What is being asked - Turn the rows below into a JSON list of strings, one string per line, leaving out any blank lines.

☆ ☆ ☆

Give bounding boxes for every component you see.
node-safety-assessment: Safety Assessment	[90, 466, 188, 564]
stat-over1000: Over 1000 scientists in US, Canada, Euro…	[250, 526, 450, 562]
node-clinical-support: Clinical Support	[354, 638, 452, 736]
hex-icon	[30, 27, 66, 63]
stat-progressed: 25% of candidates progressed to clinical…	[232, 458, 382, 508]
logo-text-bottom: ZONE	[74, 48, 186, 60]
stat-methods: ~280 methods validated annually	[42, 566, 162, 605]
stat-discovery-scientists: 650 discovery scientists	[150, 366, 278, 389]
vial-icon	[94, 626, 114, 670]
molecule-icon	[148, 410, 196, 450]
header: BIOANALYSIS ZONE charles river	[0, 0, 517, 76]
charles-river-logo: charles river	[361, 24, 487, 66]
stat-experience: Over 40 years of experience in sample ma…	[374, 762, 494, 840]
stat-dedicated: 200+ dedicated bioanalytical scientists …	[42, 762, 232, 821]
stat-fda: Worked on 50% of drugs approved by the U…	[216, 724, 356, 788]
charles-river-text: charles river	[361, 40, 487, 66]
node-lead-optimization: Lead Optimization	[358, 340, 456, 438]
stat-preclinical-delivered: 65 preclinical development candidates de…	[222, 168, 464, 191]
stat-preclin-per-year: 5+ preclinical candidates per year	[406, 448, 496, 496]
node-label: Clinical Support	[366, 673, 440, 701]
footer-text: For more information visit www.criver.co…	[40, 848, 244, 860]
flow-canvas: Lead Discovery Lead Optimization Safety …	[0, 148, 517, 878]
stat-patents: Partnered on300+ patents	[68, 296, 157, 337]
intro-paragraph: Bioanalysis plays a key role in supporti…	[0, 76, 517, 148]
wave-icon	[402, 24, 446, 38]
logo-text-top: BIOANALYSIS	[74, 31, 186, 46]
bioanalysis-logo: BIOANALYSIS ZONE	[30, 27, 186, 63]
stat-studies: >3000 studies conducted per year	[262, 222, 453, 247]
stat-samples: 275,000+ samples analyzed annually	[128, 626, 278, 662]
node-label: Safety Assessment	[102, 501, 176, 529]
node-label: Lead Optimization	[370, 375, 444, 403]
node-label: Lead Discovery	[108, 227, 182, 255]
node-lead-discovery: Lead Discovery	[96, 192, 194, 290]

☆ ☆ ☆

Correct result -
[
  "Give bounding boxes for every component you see.",
  "node-safety-assessment: Safety Assessment\t[90, 466, 188, 564]",
  "stat-over1000: Over 1000 scientists in US, Canada, Euro…\t[250, 526, 450, 562]",
  "node-clinical-support: Clinical Support\t[354, 638, 452, 736]",
  "hex-icon\t[30, 27, 66, 63]",
  "stat-progressed: 25% of candidates progressed to clinical…\t[232, 458, 382, 508]",
  "logo-text-bottom: ZONE\t[74, 48, 186, 60]",
  "stat-methods: ~280 methods validated annually\t[42, 566, 162, 605]",
  "stat-discovery-scientists: 650 discovery scientists\t[150, 366, 278, 389]",
  "vial-icon\t[94, 626, 114, 670]",
  "molecule-icon\t[148, 410, 196, 450]",
  "header: BIOANALYSIS ZONE charles river\t[0, 0, 517, 76]",
  "charles-river-logo: charles river\t[361, 24, 487, 66]",
  "stat-experience: Over 40 years of experience in sample ma…\t[374, 762, 494, 840]",
  "stat-dedicated: 200+ dedicated bioanalytical scientists …\t[42, 762, 232, 821]",
  "stat-fda: Worked on 50% of drugs approved by the U…\t[216, 724, 356, 788]",
  "charles-river-text: charles river\t[361, 40, 487, 66]",
  "node-lead-optimization: Lead Optimization\t[358, 340, 456, 438]",
  "stat-preclinical-delivered: 65 preclinical development candidates de…\t[222, 168, 464, 191]",
  "stat-preclin-per-year: 5+ preclinical candidates per year\t[406, 448, 496, 496]",
  "node-label: Clinical Support\t[366, 673, 440, 701]",
  "footer-text: For more information visit www.criver.co…\t[40, 848, 244, 860]",
  "flow-canvas: Lead Discovery Lead Optimization Safety …\t[0, 148, 517, 878]",
  "stat-patents: Partnered on300+ patents\t[68, 296, 157, 337]",
  "intro-paragraph: Bioanalysis plays a key role in supporti…\t[0, 76, 517, 148]",
  "wave-icon\t[402, 24, 446, 38]",
  "logo-text-top: BIOANALYSIS\t[74, 31, 186, 46]",
  "bioanalysis-logo: BIOANALYSIS ZONE\t[30, 27, 186, 63]",
  "stat-studies: >3000 studies conducted per year\t[262, 222, 453, 247]",
  "stat-samples: 275,000+ samples analyzed annually\t[128, 626, 278, 662]",
  "node-label: Safety Assessment\t[102, 501, 176, 529]",
  "node-label: Lead Optimization\t[370, 375, 444, 403]",
  "node-label: Lead Discovery\t[108, 227, 182, 255]",
  "node-lead-discovery: Lead Discovery\t[96, 192, 194, 290]"
]